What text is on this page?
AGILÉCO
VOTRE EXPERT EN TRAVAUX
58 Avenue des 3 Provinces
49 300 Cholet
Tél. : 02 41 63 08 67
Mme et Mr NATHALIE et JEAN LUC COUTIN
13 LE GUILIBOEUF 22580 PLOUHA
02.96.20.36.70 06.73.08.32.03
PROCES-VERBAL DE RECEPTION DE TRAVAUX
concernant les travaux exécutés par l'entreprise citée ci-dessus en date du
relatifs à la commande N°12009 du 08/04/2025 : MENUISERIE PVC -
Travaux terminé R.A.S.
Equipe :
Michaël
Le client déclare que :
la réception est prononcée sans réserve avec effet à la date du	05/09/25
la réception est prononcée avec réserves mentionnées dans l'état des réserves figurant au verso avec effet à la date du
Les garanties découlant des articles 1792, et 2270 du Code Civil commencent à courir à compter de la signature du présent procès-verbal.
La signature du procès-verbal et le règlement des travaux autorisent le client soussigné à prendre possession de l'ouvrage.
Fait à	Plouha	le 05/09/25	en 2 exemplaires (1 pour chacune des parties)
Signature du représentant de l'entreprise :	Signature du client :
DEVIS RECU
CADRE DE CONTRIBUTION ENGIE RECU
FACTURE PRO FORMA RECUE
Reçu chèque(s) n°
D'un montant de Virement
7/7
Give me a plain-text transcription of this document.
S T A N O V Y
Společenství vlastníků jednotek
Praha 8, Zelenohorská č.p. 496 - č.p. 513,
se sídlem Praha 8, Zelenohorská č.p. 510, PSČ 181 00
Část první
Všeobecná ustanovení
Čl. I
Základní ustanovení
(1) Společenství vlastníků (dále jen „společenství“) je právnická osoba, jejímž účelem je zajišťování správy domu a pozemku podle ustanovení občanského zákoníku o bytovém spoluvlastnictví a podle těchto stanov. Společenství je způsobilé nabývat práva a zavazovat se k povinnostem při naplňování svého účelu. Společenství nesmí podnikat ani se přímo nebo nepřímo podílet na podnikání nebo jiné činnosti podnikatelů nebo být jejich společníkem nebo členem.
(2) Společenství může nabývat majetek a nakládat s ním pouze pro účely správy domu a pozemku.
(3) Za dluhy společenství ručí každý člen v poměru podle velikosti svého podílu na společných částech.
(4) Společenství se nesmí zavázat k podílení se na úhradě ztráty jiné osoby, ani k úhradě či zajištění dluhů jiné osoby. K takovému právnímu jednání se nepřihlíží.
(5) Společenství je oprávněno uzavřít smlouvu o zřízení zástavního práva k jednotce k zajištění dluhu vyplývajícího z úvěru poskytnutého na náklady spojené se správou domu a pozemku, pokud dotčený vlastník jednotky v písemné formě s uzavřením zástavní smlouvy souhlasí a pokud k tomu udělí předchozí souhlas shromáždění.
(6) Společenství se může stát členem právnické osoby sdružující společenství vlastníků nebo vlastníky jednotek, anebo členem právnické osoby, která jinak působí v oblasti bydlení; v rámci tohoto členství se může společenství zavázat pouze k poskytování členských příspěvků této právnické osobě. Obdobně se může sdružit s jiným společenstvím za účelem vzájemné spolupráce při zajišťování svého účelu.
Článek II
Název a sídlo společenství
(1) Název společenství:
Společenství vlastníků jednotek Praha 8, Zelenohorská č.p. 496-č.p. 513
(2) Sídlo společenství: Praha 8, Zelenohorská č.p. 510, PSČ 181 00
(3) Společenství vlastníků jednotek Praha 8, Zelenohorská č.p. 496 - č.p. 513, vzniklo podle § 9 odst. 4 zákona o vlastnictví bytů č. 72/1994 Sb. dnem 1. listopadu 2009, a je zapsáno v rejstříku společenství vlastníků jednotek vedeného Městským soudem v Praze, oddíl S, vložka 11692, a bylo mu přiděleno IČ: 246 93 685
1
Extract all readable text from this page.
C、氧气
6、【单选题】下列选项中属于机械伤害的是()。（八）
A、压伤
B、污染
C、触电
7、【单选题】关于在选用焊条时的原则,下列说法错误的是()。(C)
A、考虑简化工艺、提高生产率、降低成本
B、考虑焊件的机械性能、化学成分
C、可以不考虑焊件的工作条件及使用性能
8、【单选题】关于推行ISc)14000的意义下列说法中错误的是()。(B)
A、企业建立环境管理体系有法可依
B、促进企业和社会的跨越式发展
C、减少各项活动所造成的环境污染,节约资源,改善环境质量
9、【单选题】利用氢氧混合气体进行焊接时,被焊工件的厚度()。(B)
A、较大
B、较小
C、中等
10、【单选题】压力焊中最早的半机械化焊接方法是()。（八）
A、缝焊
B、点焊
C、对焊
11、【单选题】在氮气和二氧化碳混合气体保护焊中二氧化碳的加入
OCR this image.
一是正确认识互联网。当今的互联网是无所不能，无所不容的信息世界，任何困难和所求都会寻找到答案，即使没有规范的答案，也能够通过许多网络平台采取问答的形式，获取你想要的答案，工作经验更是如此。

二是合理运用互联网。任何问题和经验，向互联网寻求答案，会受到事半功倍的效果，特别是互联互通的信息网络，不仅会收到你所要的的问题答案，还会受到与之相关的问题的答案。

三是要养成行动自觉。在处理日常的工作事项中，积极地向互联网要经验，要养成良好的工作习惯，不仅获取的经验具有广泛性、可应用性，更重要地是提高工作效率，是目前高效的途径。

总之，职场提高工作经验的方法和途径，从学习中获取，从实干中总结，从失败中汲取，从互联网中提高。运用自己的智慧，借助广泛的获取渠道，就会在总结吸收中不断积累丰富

----

What to produce:
Every entry should be printed again exactly as written.

Expected answer:
What text is on this page?
AGILÉCO
VOTRE EXPERT EN TRAVAUX
58 Avenue des 3 Provinces
49 300 Cholet
Tél. : 02 41 63 08 67
Mme et Mr NATHALIE et JEAN LUC COUTIN
13 LE GUILIBOEUF 22580 PLOUHA
02.96.20.36.70 06.73.08.32.03
PROCES-VERBAL DE RECEPTION DE TRAVAUX
concernant les travaux exécutés par l'entreprise citée ci-dessus en date du
relatifs à la commande N°12009 du 08/04/2025 : MENUISERIE PVC -
Travaux terminé R.A.S.
Equipe :
Michaël
Le client déclare que :
la réception est prononcée sans réserve avec effet à la date du	05/09/25
la réception est prononcée avec réserves mentionnées dans l'état des réserves figurant au verso avec effet à la date du
Les garanties découlant des articles 1792, et 2270 du Code Civil commencent à courir à compter de la signature du présent procès-verbal.
La signature du procès-verbal et le règlement des travaux autorisent le client soussigné à prendre possession de l'ouvrage.
Fait à	Plouha	le 05/09/25	en 2 exemplaires (1 pour chacune des parties)
Signature du représentant de l'entreprise :	Signature du client :
DEVIS RECU
CADRE DE CONTRIBUTION ENGIE RECU
FACTURE PRO FORMA RECUE
Reçu chèque(s) n°
D'un montant de Virement
7/7
Give me a plain-text transcription of this document.
S T A N O V Y
Společenství vlastníků jednotek
Praha 8, Zelenohorská č.p. 496 - č.p. 513,
se sídlem Praha 8, Zelenohorská č.p. 510, PSČ 181 00
Část první
Všeobecná ustanovení
Čl. I
Základní ustanovení
(1) Společenství vlastníků (dále jen „společenství“) je právnická osoba, jejímž účelem je zajišťování správy domu a pozemku podle ustanovení občanského zákoníku o bytovém spoluvlastnictví a podle těchto stanov. Společenství je způsobilé nabývat práva a zavazovat se k povinnostem při naplňování svého účelu. Společenství nesmí podnikat ani se přímo nebo nepřímo podílet na podnikání nebo jiné činnosti podnikatelů nebo být jejich společníkem nebo členem.
(2) Společenství může nabývat majetek a nakládat s ním pouze pro účely správy domu a pozemku.
(3) Za dluhy společenství ručí každý člen v poměru podle velikosti svého podílu na společných částech.
(4) Společenství se nesmí zavázat k podílení se na úhradě ztráty jiné osoby, ani k úhradě či zajištění dluhů jiné osoby. K takovému právnímu jednání se nepřihlíží.
(5) Společenství je oprávněno uzavřít smlouvu o zřízení zástavního práva k jednotce k zajištění dluhu vyplývajícího z úvěru poskytnutého na náklady spojené se správou domu a pozemku, pokud dotčený vlastník jednotky v písemné formě s uzavřením zástavní smlouvy souhlasí a pokud k tomu udělí předchozí souhlas shromáždění.
(6) Společenství se může stát členem právnické osoby sdružující společenství vlastníků nebo vlastníky jednotek, anebo členem právnické osoby, která jinak působí v oblasti bydlení; v rámci tohoto členství se může společenství zavázat pouze k poskytování členských příspěvků této právnické osobě. Obdobně se může sdružit s jiným společenstvím za účelem vzájemné spolupráce při zajišťování svého účelu.
Článek II
Název a sídlo společenství
(1) Název společenství:
Společenství vlastníků jednotek Praha 8, Zelenohorská č.p. 496-č.p. 513
(2) Sídlo společenství: Praha 8, Zelenohorská č.p. 510, PSČ 181 00
(3) Společenství vlastníků jednotek Praha 8, Zelenohorská č.p. 496 - č.p. 513, vzniklo podle § 9 odst. 4 zákona o vlastnictví bytů č. 72/1994 Sb. dnem 1. listopadu 2009, a je zapsáno v rejstříku společenství vlastníků jednotek vedeného Městským soudem v Praze, oddíl S, vložka 11692, a bylo mu přiděleno IČ: 246 93 685
1
Extract all readable text from this page.
C、氧气
6、【单选题】下列选项中属于机械伤害的是()。（八）
A、压伤
B、污染
C、触电
7、【单选题】关于在选用焊条时的原则,下列说法错误的是()。(C)
A、考虑简化工艺、提高生产率、降低成本
B、考虑焊件的机械性能、化学成分
C、可以不考虑焊件的工作条件及使用性能
8、【单选题】关于推行ISc)14000的意义下列说法中错误的是()。(B)
A、企业建立环境管理体系有法可依
B、促进企业和社会的跨越式发展
C、减少各项活动所造成的环境污染,节约资源,改善环境质量
9、【单选题】利用氢氧混合气体进行焊接时,被焊工件的厚度()。(B)
A、较大
B、较小
C、中等
10、【单选题】压力焊中最早的半机械化焊接方法是()。（八）
A、缝焊
B、点焊
C、对焊
11、【单选题】在氮气和二氧化碳混合气体保护焊中二氧化碳的加入
OCR this image.
一是正确认识互联网。当今的互联网是无所不能，无所不容的信息世界，任何困难和所求都会寻找到答案，即使没有规范的答案，也能够通过许多网络平台采取问答的形式，获取你想要的答案，工作经验更是如此。

二是合理运用互联网。任何问题和经验，向互联网寻求答案，会受到事半功倍的效果，特别是互联互通的信息网络，不仅会收到你所要的的问题答案，还会受到与之相关的问题的答案。

三是要养成行动自觉。在处理日常的工作事项中，积极地向互联网要经验，要养成良好的工作习惯，不仅获取的经验具有广泛性、可应用性，更重要地是提高工作效率，是目前高效的途径。

总之，职场提高工作经验的方法和途径，从学习中获取，从实干中总结，从失败中汲取，从互联网中提高。运用自己的智慧，借助广泛的获取渠道，就会在总结吸收中不断积累丰富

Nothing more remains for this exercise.